What is asked:
Gather each line containing the string "label" from these entries.

Task inputs:
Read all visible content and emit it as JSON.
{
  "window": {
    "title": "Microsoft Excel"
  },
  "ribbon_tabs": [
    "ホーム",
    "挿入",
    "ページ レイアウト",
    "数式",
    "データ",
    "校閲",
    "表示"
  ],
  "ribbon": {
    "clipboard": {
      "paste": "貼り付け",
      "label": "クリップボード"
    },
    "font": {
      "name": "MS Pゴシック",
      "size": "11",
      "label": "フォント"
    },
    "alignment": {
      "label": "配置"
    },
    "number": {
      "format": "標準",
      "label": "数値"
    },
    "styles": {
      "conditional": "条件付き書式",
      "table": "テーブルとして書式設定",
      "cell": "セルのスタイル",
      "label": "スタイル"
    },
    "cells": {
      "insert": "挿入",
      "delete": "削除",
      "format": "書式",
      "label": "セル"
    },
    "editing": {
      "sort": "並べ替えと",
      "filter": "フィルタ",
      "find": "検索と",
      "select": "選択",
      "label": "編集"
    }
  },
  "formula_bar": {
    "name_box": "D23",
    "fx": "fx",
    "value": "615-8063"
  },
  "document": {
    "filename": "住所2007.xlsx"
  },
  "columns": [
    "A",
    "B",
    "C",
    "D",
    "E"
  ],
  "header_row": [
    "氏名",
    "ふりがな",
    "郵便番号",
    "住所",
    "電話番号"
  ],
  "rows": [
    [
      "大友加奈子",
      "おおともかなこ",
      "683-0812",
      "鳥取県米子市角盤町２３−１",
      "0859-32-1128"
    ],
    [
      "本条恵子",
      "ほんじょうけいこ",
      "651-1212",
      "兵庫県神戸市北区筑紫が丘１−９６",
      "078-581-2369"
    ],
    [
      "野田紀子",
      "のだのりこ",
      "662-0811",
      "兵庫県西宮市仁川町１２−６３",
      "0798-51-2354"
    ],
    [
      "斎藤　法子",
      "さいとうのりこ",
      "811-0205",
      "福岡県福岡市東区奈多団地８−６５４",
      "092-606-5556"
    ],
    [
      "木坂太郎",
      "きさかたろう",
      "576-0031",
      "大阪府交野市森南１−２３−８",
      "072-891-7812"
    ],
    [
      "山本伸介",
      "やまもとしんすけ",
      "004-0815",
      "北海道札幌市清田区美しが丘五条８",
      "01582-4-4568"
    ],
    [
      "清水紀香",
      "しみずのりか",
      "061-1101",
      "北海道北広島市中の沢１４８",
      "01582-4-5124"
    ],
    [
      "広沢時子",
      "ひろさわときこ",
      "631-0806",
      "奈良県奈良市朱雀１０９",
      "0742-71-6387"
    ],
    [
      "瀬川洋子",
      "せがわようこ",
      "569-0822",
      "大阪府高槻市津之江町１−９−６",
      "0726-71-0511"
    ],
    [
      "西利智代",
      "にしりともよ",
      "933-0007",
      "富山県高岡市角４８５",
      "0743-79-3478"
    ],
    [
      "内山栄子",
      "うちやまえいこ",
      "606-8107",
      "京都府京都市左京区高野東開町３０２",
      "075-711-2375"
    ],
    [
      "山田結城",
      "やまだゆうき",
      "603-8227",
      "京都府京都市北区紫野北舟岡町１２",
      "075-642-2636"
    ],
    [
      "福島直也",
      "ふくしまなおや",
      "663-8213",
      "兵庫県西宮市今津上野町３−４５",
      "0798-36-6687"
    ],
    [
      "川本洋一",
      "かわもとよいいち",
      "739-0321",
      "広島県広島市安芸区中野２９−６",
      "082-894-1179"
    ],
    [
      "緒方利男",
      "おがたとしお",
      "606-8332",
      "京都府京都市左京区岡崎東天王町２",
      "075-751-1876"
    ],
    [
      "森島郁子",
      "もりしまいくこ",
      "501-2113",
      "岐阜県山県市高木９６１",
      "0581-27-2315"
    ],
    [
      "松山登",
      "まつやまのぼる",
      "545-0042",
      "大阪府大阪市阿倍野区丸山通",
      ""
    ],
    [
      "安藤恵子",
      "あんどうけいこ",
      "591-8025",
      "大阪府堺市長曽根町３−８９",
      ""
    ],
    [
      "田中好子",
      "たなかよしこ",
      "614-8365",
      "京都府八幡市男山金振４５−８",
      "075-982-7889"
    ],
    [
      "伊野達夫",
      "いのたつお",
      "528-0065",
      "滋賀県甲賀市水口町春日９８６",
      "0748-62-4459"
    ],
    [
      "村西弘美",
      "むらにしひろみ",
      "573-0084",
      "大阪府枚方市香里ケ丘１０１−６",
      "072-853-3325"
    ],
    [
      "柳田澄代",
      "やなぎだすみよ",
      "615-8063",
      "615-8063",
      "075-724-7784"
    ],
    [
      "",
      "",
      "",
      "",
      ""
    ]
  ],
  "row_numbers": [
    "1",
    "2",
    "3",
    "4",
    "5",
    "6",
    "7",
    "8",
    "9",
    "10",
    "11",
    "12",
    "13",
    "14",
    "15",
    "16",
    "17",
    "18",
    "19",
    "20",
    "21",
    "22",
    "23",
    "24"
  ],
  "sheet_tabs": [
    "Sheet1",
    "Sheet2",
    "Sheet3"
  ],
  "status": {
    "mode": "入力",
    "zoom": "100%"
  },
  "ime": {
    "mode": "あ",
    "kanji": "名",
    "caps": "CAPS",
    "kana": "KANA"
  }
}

Correct response:
      "label": "クリップボード"
      "label": "フォント"
      "label": "配置"
      "label": "数値"
      "label": "スタイル"
      "label": "セル"
      "label": "編集"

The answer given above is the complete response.